Output all of the entries below precisely as written.

=== Exercise data ===
════════════════
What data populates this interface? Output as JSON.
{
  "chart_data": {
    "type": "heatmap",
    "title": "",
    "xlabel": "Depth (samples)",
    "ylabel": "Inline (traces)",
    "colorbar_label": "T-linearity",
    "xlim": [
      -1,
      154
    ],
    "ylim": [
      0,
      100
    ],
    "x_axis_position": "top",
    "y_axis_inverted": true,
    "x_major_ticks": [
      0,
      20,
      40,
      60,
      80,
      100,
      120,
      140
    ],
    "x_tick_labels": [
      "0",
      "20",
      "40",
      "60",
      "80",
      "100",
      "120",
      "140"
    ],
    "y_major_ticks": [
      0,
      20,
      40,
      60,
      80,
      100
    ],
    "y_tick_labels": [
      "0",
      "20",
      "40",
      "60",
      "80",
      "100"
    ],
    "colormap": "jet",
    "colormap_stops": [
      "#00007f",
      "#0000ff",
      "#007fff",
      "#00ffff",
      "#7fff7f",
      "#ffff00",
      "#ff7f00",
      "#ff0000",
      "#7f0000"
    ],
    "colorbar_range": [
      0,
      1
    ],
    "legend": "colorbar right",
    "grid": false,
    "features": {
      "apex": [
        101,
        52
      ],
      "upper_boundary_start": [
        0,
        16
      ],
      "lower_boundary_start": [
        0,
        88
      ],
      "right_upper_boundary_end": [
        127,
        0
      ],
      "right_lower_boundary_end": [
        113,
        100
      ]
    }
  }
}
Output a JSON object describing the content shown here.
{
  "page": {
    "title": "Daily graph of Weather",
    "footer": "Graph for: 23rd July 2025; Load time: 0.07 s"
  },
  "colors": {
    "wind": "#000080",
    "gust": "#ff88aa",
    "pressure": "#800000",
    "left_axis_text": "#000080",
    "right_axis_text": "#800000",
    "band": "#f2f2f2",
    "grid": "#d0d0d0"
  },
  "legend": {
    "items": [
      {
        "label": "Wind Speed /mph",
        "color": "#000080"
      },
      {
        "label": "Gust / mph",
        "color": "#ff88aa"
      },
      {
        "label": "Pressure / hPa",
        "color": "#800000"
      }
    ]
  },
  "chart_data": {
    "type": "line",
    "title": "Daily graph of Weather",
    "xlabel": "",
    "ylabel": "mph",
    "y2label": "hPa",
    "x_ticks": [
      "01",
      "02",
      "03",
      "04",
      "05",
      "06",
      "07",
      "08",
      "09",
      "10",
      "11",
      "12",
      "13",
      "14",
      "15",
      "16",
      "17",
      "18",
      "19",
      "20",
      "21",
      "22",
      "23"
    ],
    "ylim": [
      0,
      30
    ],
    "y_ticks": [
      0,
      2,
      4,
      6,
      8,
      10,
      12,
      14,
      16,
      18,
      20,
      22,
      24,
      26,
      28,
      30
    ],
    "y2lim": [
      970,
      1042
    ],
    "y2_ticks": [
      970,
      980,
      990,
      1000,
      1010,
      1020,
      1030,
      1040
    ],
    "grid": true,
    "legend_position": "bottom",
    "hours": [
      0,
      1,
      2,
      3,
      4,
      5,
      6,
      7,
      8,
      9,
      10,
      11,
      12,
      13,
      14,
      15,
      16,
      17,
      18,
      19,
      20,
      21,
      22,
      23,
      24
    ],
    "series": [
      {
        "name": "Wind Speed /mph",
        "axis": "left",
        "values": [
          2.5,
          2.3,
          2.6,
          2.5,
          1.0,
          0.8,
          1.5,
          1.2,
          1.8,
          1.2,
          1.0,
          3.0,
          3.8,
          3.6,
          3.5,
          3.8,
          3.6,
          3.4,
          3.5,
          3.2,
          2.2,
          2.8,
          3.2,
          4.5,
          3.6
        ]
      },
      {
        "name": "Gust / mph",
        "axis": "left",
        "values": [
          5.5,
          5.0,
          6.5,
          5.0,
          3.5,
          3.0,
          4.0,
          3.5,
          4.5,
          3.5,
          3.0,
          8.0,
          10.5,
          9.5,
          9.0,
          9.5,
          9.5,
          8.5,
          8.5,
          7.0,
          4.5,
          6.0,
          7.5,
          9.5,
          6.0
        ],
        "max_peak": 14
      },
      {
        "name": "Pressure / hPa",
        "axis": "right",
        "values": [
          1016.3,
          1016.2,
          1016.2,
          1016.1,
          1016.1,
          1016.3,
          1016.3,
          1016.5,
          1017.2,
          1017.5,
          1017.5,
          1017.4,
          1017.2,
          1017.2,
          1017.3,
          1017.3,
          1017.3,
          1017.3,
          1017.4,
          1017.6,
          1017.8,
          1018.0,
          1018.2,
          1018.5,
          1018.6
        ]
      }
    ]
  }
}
════════════════
=== Written response ===
What data populates this interface? Output as JSON.
{
  "chart_data": {
    "type": "heatmap",
    "title": "",
    "xlabel": "Depth (samples)",
    "ylabel": "Inline (traces)",
    "colorbar_label": "T-linearity",
    "xlim": [
      -1,
      154
    ],
    "ylim": [
      0,
      100
    ],
    "x_axis_position": "top",
    "y_axis_inverted": true,
    "x_major_ticks": [
      0,
      20,
      40,
      60,
      80,
      100,
      120,
      140
    ],
    "x_tick_labels": [
      "0",
      "20",
      "40",
      "60",
      "80",
      "100",
      "120",
      "140"
    ],
    "y_major_ticks": [
      0,
      20,
      40,
      60,
      80,
      100
    ],
    "y_tick_labels": [
      "0",
      "20",
      "40",
      "60",
      "80",
      "100"
    ],
    "colormap": "jet",
    "colormap_stops": [
      "#00007f",
      "#0000ff",
      "#007fff",
      "#00ffff",
      "#7fff7f",
      "#ffff00",
      "#ff7f00",
      "#ff0000",
      "#7f0000"
    ],
    "colorbar_range": [
      0,
      1
    ],
    "legend": "colorbar right",
    "grid": false,
    "features": {
      "apex": [
        101,
        52
      ],
      "upper_boundary_start": [
        0,
        16
      ],
      "lower_boundary_start": [
        0,
        88
      ],
      "right_upper_boundary_end": [
        127,
        0
      ],
      "right_lower_boundary_end": [
        113,
        100
      ]
    }
  }
}
Output a JSON object describing the content shown here.
{
  "page": {
    "title": "Daily graph of Weather",
    "footer": "Graph for: 23rd July 2025; Load time: 0.07 s"
  },
  "colors": {
    "wind": "#000080",
    "gust": "#ff88aa",
    "pressure": "#800000",
    "left_axis_text": "#000080",
    "right_axis_text": "#800000",
    "band": "#f2f2f2",
    "grid": "#d0d0d0"
  },
  "legend": {
    "items": [
      {
        "label": "Wind Speed /mph",
        "color": "#000080"
      },
      {
        "label": "Gust / mph",
        "color": "#ff88aa"
      },
      {
        "label": "Pressure / hPa",
        "color": "#800000"
      }
    ]
  },
  "chart_data": {
    "type": "line",
    "title": "Daily graph of Weather",
    "xlabel": "",
    "ylabel": "mph",
    "y2label": "hPa",
    "x_ticks": [
      "01",
      "02",
      "03",
      "04",
      "05",
      "06",
      "07",
      "08",
      "09",
      "10",
      "11",
      "12",
      "13",
      "14",
      "15",
      "16",
      "17",
      "18",
      "19",
      "20",
      "21",
      "22",
      "23"
    ],
    "ylim": [
      0,
      30
    ],
    "y_ticks": [
      0,
      2,
      4,
      6,
      8,
      10,
      12,
      14,
      16,
      18,
      20,
      22,
      24,
      26,
      28,
      30
    ],
    "y2lim": [
      970,
      1042
    ],
    "y2_ticks": [
      970,
      980,
      990,
      1000,
      1010,
      1020,
      1030,
      1040
    ],
    "grid": true,
    "legend_position": "bottom",
    "hours": [
      0,
      1,
      2,
      3,
      4,
      5,
      6,
      7,
      8,
      9,
      10,
      11,
      12,
      13,
      14,
      15,
      16,
      17,
      18,
      19,
      20,
      21,
      22,
      23,
      24
    ],
    "series": [
      {
        "name": "Wind Speed /mph",
        "axis": "left",
        "values": [
          2.5,
          2.3,
          2.6,
          2.5,
          1.0,
          0.8,
          1.5,
          1.2,
          1.8,
          1.2,
          1.0,
          3.0,
          3.8,
          3.6,
          3.5,
          3.8,
          3.6,
          3.4,
          3.5,
          3.2,
          2.2,
          2.8,
          3.2,
          4.5,
          3.6
        ]
      },
      {
        "name": "Gust / mph",
        "axis": "left",
        "values": [
          5.5,
          5.0,
          6.5,
          5.0,
          3.5,
          3.0,
          4.0,
          3.5,
          4.5,
          3.5,
          3.0,
          8.0,
          10.5,
          9.5,
          9.0,
          9.5,
          9.5,
          8.5,
          8.5,
          7.0,
          4.5,
          6.0,
          7.5,
          9.5,
          6.0
        ],
        "max_peak": 14
      },
      {
        "name": "Pressure / hPa",
        "axis": "right",
        "values": [
          1016.3,
          1016.2,
          1016.2,
          1016.1,
          1016.1,
          1016.3,
          1016.3,
          1016.5,
          1017.2,
          1017.5,
          1017.5,
          1017.4,
          1017.2,
          1017.2,
          1017.3,
          1017.3,
          1017.3,
          1017.3,
          1017.4,
          1017.6,
          1017.8,
          1018.0,
          1018.2,
          1018.5,
          1018.6
        ]
      }
    ]
  }
}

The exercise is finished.